**WHAT THE TASK REQUIRES:** What is the number of lines in the entries that include the word "story"? Respond with the number only.

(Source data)
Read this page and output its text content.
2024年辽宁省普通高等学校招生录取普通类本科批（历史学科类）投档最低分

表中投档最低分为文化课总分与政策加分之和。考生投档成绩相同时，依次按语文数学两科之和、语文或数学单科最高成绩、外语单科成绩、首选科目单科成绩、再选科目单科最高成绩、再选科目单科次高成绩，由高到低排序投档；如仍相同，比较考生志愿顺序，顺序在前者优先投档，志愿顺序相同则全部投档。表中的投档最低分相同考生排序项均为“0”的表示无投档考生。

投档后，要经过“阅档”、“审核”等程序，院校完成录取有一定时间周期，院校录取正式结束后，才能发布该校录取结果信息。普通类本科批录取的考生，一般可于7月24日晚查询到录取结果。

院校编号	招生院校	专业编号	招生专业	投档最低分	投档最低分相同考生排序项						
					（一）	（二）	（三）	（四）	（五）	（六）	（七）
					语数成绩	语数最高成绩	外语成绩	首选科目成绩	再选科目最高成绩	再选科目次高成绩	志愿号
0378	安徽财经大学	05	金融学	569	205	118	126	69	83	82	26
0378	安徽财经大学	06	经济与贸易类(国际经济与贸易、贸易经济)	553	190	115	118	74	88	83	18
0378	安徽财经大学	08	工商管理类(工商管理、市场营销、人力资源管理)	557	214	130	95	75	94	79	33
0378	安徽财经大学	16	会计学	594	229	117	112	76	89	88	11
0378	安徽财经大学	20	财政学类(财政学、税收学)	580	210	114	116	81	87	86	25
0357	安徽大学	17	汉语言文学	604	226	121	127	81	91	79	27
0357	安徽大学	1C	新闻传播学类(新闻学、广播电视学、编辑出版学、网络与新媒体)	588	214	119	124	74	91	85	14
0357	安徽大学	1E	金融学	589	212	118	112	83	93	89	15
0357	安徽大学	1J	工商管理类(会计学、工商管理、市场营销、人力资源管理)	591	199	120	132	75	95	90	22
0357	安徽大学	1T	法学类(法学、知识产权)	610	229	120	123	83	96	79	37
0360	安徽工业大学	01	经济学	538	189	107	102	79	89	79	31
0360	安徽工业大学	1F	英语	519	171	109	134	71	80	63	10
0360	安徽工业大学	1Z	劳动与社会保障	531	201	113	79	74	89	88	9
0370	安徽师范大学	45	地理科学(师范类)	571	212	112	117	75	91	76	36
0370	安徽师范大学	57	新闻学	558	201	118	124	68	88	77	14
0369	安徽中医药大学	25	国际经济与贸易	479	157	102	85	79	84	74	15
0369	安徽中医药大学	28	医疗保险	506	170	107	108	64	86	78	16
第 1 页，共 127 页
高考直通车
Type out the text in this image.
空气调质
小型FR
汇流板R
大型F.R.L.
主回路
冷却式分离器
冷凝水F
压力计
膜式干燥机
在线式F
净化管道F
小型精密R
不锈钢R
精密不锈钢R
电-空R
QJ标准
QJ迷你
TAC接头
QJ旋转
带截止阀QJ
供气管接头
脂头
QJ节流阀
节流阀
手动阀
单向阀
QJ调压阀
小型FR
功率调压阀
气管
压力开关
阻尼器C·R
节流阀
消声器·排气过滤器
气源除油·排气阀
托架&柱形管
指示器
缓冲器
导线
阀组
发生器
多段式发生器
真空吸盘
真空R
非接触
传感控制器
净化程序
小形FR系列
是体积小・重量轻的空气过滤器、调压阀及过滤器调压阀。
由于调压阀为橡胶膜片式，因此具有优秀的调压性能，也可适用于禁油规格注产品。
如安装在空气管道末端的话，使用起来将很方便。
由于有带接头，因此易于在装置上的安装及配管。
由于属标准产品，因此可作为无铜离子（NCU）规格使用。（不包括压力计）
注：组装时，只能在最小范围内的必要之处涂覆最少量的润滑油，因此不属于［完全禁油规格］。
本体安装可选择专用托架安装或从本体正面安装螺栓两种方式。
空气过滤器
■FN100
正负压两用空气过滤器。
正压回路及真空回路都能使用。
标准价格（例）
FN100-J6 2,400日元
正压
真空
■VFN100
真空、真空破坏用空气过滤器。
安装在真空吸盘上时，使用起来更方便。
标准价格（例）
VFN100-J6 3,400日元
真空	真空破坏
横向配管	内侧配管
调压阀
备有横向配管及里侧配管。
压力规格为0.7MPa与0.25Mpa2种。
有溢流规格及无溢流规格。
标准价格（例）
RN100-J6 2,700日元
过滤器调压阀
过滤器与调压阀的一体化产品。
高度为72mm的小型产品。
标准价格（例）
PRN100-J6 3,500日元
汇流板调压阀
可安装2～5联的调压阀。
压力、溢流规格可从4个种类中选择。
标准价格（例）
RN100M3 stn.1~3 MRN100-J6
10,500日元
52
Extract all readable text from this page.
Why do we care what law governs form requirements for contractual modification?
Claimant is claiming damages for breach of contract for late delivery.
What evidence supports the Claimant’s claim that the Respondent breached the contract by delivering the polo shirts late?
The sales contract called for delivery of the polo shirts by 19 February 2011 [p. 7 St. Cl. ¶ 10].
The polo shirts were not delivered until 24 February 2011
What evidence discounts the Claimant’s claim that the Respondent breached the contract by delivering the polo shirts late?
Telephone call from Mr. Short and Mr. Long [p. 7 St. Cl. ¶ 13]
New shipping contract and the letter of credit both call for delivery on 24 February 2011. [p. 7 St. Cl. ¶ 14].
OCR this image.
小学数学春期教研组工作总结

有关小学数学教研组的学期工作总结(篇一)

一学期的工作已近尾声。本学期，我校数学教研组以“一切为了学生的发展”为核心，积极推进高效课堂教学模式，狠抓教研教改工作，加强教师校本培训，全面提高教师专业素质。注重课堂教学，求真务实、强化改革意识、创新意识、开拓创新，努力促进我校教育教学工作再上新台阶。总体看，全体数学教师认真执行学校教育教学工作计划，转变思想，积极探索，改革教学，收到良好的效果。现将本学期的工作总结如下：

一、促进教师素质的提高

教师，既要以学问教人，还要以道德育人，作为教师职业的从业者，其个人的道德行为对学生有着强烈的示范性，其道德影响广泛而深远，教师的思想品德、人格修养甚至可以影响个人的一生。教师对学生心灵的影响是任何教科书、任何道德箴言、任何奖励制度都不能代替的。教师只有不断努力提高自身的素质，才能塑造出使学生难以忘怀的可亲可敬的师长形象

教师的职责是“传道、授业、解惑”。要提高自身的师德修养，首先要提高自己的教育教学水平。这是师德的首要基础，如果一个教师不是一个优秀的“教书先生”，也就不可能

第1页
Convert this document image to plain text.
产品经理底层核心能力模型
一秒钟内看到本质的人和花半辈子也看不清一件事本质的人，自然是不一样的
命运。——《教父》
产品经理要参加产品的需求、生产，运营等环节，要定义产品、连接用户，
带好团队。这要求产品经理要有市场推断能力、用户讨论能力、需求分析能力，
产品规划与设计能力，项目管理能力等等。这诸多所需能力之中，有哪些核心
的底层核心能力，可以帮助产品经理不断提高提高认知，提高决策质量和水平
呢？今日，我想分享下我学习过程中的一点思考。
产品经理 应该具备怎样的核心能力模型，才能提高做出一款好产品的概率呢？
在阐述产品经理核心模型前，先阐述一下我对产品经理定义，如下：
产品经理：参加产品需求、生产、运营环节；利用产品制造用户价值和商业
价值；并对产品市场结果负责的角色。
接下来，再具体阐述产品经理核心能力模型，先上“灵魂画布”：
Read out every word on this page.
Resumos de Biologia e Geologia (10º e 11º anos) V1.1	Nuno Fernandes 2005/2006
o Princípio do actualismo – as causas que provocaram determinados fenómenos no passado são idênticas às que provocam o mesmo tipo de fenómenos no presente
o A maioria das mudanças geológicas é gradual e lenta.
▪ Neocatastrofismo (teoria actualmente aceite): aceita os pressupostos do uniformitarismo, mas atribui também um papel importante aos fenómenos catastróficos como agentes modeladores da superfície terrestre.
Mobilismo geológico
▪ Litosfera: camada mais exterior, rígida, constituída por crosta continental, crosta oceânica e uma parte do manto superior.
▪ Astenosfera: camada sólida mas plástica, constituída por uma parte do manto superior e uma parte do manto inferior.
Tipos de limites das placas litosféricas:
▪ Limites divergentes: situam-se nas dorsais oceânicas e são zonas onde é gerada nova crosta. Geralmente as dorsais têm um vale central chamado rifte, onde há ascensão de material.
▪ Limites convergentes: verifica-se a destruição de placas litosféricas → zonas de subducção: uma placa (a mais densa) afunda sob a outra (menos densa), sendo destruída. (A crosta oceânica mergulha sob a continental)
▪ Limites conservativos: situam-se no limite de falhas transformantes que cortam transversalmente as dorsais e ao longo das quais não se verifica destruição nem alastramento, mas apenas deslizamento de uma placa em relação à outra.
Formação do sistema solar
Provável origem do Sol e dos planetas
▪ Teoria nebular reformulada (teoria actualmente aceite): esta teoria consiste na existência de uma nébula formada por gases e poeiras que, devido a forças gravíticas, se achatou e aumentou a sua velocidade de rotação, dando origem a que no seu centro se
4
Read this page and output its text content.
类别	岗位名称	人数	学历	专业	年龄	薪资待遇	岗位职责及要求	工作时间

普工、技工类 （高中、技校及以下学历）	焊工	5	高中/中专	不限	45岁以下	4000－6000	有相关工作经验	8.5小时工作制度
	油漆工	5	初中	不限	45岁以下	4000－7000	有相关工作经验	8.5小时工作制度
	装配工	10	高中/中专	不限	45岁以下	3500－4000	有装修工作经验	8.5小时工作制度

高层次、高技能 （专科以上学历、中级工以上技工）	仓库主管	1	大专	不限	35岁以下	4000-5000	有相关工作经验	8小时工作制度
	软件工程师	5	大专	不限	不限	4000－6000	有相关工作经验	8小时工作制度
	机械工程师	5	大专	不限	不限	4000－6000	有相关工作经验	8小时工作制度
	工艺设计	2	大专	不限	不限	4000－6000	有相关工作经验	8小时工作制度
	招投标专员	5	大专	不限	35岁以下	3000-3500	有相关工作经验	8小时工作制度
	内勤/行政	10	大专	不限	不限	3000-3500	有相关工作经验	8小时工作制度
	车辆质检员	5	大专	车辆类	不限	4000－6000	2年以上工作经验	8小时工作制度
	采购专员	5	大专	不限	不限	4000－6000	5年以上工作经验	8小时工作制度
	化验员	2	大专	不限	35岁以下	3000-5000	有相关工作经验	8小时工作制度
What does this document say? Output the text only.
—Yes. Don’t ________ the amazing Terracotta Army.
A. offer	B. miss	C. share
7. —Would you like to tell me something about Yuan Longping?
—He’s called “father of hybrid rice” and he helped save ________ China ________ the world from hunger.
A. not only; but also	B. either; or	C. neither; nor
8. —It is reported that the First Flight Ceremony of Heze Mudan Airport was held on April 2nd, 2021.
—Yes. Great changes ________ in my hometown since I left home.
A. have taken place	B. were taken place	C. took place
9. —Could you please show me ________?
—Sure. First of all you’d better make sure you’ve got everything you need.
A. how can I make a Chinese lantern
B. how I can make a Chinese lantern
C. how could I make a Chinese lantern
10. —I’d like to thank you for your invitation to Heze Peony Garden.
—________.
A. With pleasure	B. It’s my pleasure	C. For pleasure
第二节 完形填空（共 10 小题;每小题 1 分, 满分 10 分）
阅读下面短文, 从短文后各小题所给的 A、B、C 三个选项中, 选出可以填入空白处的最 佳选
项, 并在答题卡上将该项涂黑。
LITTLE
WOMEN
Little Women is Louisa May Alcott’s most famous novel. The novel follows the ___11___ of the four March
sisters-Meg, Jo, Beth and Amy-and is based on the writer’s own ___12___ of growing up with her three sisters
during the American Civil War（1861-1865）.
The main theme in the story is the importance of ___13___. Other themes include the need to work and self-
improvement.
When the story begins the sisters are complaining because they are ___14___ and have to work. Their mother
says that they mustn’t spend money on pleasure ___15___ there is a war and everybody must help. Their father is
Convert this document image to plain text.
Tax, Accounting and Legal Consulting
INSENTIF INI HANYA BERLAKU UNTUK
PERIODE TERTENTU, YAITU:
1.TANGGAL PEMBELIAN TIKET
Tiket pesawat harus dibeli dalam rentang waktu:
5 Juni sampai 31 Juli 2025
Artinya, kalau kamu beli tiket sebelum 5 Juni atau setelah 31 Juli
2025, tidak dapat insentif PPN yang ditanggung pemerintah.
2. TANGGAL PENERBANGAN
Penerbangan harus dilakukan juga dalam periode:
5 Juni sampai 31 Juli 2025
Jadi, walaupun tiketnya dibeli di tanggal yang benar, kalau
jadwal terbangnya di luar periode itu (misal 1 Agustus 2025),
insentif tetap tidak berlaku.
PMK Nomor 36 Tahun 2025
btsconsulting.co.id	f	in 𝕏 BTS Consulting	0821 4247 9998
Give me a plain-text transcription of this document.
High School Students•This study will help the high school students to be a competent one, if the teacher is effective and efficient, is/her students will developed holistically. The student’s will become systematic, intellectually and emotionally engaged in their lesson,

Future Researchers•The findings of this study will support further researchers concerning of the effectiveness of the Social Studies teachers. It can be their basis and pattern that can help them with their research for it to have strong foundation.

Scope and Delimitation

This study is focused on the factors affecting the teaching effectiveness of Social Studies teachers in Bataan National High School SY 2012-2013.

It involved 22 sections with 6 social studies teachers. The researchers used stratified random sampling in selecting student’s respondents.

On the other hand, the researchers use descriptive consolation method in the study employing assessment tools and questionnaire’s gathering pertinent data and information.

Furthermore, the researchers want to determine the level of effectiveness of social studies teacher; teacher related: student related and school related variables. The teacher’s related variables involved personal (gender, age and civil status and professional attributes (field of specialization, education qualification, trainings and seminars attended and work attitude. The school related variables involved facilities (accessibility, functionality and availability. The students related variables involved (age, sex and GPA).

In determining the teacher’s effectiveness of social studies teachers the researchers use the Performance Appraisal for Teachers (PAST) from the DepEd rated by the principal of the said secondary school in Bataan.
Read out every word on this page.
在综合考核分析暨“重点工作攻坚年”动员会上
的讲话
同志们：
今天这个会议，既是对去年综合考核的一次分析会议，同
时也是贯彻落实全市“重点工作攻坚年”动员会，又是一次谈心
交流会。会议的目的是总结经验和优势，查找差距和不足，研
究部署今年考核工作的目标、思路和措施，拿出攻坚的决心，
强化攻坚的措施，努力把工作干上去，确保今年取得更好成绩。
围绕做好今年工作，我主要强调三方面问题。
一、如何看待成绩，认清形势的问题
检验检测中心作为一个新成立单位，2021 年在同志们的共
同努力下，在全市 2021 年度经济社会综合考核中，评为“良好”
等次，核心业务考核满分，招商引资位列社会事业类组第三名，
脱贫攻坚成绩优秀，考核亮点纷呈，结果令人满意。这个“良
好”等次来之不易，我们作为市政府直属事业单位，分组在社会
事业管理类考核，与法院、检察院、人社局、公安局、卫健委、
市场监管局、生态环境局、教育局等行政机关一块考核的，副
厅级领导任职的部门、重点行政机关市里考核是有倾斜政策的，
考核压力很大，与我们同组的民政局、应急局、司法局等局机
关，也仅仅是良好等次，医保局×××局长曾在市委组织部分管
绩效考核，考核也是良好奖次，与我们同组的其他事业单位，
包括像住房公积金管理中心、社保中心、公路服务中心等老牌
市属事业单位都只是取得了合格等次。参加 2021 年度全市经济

**EXPECTED ANSWER:** 2